▶ PROMPT:
Repeat the records below exactly.

▶ Stored dataset items:

-.-.-

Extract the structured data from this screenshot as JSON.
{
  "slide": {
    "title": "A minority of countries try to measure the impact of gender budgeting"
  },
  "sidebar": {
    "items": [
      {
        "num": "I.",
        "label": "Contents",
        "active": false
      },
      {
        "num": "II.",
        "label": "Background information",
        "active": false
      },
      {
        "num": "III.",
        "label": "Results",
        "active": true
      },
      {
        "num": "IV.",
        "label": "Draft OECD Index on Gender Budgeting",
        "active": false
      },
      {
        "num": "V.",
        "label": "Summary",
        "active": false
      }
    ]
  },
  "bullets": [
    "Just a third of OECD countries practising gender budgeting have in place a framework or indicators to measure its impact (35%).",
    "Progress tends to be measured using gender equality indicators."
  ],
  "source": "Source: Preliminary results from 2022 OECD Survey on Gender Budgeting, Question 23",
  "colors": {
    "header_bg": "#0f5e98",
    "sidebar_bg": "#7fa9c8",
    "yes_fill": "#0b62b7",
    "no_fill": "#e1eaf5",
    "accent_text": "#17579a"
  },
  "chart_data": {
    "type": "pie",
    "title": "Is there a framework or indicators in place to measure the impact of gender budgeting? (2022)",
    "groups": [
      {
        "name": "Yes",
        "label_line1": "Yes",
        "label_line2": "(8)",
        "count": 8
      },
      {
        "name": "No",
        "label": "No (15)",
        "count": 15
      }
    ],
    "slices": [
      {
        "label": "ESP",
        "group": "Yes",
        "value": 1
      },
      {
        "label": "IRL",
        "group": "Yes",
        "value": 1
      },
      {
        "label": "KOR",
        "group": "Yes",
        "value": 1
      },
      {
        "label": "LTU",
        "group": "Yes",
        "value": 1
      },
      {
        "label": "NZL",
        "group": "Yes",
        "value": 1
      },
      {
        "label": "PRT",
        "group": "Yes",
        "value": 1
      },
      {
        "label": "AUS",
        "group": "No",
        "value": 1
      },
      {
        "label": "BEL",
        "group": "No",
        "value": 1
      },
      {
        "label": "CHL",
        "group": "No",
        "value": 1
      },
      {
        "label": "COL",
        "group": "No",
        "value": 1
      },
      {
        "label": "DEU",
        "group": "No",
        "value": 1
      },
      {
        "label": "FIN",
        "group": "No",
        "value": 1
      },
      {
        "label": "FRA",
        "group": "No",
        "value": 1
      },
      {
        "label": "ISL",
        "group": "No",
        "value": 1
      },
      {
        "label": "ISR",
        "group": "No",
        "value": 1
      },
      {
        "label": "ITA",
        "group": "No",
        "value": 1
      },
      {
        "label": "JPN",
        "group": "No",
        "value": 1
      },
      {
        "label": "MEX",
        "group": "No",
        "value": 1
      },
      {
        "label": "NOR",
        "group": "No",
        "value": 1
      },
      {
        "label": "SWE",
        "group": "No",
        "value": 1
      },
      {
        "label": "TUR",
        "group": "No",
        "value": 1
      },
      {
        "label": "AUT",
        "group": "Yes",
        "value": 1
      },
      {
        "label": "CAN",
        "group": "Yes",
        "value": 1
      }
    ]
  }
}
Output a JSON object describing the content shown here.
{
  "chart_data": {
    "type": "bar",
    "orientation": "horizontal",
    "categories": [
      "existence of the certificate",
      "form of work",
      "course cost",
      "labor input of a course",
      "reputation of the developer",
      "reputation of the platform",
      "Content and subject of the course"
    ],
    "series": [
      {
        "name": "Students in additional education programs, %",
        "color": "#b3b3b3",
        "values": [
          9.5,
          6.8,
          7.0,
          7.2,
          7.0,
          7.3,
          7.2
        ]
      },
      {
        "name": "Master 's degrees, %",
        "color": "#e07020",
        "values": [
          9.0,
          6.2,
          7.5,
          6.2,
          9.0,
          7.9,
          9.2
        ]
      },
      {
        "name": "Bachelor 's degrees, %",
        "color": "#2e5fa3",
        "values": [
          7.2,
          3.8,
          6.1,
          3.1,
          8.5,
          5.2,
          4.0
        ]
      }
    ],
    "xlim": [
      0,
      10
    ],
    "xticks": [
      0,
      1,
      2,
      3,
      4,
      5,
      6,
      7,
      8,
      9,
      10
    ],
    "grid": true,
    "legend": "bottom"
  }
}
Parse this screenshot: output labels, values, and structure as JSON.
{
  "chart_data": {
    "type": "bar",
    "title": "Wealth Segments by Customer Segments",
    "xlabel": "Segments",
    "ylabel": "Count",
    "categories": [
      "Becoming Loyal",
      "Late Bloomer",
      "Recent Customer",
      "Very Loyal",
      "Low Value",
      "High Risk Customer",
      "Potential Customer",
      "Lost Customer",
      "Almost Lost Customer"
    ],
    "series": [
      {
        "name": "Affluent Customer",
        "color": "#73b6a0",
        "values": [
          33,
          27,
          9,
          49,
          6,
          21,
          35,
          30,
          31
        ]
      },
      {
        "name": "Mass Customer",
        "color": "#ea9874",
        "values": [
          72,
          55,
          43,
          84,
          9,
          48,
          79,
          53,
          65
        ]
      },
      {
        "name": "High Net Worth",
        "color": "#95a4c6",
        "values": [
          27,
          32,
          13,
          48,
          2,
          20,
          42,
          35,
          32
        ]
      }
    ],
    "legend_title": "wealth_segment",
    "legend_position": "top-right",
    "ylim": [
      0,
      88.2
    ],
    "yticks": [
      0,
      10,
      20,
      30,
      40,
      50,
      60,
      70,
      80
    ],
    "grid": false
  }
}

-.-.-

▶ OUTPUT OF THE TASK:
Extract the structured data from this screenshot as JSON.
{
  "slide": {
    "title": "A minority of countries try to measure the impact of gender budgeting"
  },
  "sidebar": {
    "items": [
      {
        "num": "I.",
        "label": "Contents",
        "active": false
      },
      {
        "num": "II.",
        "label": "Background information",
        "active": false
      },
      {
        "num": "III.",
        "label": "Results",
        "active": true
      },
      {
        "num": "IV.",
        "label": "Draft OECD Index on Gender Budgeting",
        "active": false
      },
      {
        "num": "V.",
        "label": "Summary",
        "active": false
      }
    ]
  },
  "bullets": [
    "Just a third of OECD countries practising gender budgeting have in place a framework or indicators to measure its impact (35%).",
    "Progress tends to be measured using gender equality indicators."
  ],
  "source": "Source: Preliminary results from 2022 OECD Survey on Gender Budgeting, Question 23",
  "colors": {
    "header_bg": "#0f5e98",
    "sidebar_bg": "#7fa9c8",
    "yes_fill": "#0b62b7",
    "no_fill": "#e1eaf5",
    "accent_text": "#17579a"
  },
  "chart_data": {
    "type": "pie",
    "title": "Is there a framework or indicators in place to measure the impact of gender budgeting? (2022)",
    "groups": [
      {
        "name": "Yes",
        "label_line1": "Yes",
        "label_line2": "(8)",
        "count": 8
      },
      {
        "name": "No",
        "label": "No (15)",
        "count": 15
      }
    ],
    "slices": [
      {
        "label": "ESP",
        "group": "Yes",
        "value": 1
      },
      {
        "label": "IRL",
        "group": "Yes",
        "value": 1
      },
      {
        "label": "KOR",
        "group": "Yes",
        "value": 1
      },
      {
        "label": "LTU",
        "group": "Yes",
        "value": 1
      },
      {
        "label": "NZL",
        "group": "Yes",
        "value": 1
      },
      {
        "label": "PRT",
        "group": "Yes",
        "value": 1
      },
      {
        "label": "AUS",
        "group": "No",
        "value": 1
      },
      {
        "label": "BEL",
        "group": "No",
        "value": 1
      },
      {
        "label": "CHL",
        "group": "No",
        "value": 1
      },
      {
        "label": "COL",
        "group": "No",
        "value": 1
      },
      {
        "label": "DEU",
        "group": "No",
        "value": 1
      },
      {
        "label": "FIN",
        "group": "No",
        "value": 1
      },
      {
        "label": "FRA",
        "group": "No",
        "value": 1
      },
      {
        "label": "ISL",
        "group": "No",
        "value": 1
      },
      {
        "label": "ISR",
        "group": "No",
        "value": 1
      },
      {
        "label": "ITA",
        "group": "No",
        "value": 1
      },
      {
        "label": "JPN",
        "group": "No",
        "value": 1
      },
      {
        "label": "MEX",
        "group": "No",
        "value": 1
      },
      {
        "label": "NOR",
        "group": "No",
        "value": 1
      },
      {
        "label": "SWE",
        "group": "No",
        "value": 1
      },
      {
        "label": "TUR",
        "group": "No",
        "value": 1
      },
      {
        "label": "AUT",
        "group": "Yes",
        "value": 1
      },
      {
        "label": "CAN",
        "group": "Yes",
        "value": 1
      }
    ]
  }
}
Output a JSON object describing the content shown here.
{
  "chart_data": {
    "type": "bar",
    "orientation": "horizontal",
    "categories": [
      "existence of the certificate",
      "form of work",
      "course cost",
      "labor input of a course",
      "reputation of the developer",
      "reputation of the platform",
      "Content and subject of the course"
    ],
    "series": [
      {
        "name": "Students in additional education programs, %",
        "color": "#b3b3b3",
        "values": [
          9.5,
          6.8,
          7.0,
          7.2,
          7.0,
          7.3,
          7.2
        ]
      },
      {
        "name": "Master 's degrees, %",
        "color": "#e07020",
        "values": [
          9.0,
          6.2,
          7.5,
          6.2,
          9.0,
          7.9,
          9.2
        ]
      },
      {
        "name": "Bachelor 's degrees, %",
        "color": "#2e5fa3",
        "values": [
          7.2,
          3.8,
          6.1,
          3.1,
          8.5,
          5.2,
          4.0
        ]
      }
    ],
    "xlim": [
      0,
      10
    ],
    "xticks": [
      0,
      1,
      2,
      3,
      4,
      5,
      6,
      7,
      8,
      9,
      10
    ],
    "grid": true,
    "legend": "bottom"
  }
}
Parse this screenshot: output labels, values, and structure as JSON.
{
  "chart_data": {
    "type": "bar",
    "title": "Wealth Segments by Customer Segments",
    "xlabel": "Segments",
    "ylabel": "Count",
    "categories": [
      "Becoming Loyal",
      "Late Bloomer",
      "Recent Customer",
      "Very Loyal",
      "Low Value",
      "High Risk Customer",
      "Potential Customer",
      "Lost Customer",
      "Almost Lost Customer"
    ],
    "series": [
      {
        "name": "Affluent Customer",
        "color": "#73b6a0",
        "values": [
          33,
          27,
          9,
          49,
          6,
          21,
          35,
          30,
          31
        ]
      },
      {
        "name": "Mass Customer",
        "color": "#ea9874",
        "values": [
          72,
          55,
          43,
          84,
          9,
          48,
          79,
          53,
          65
        ]
      },
      {
        "name": "High Net Worth",
        "color": "#95a4c6",
        "values": [
          27,
          32,
          13,
          48,
          2,
          20,
          42,
          35,
          32
        ]
      }
    ],
    "legend_title": "wealth_segment",
    "legend_position": "top-right",
    "ylim": [
      0,
      88.2
    ],
    "yticks": [
      0,
      10,
      20,
      30,
      40,
      50,
      60,
      70,
      80
    ],
    "grid": false
  }
}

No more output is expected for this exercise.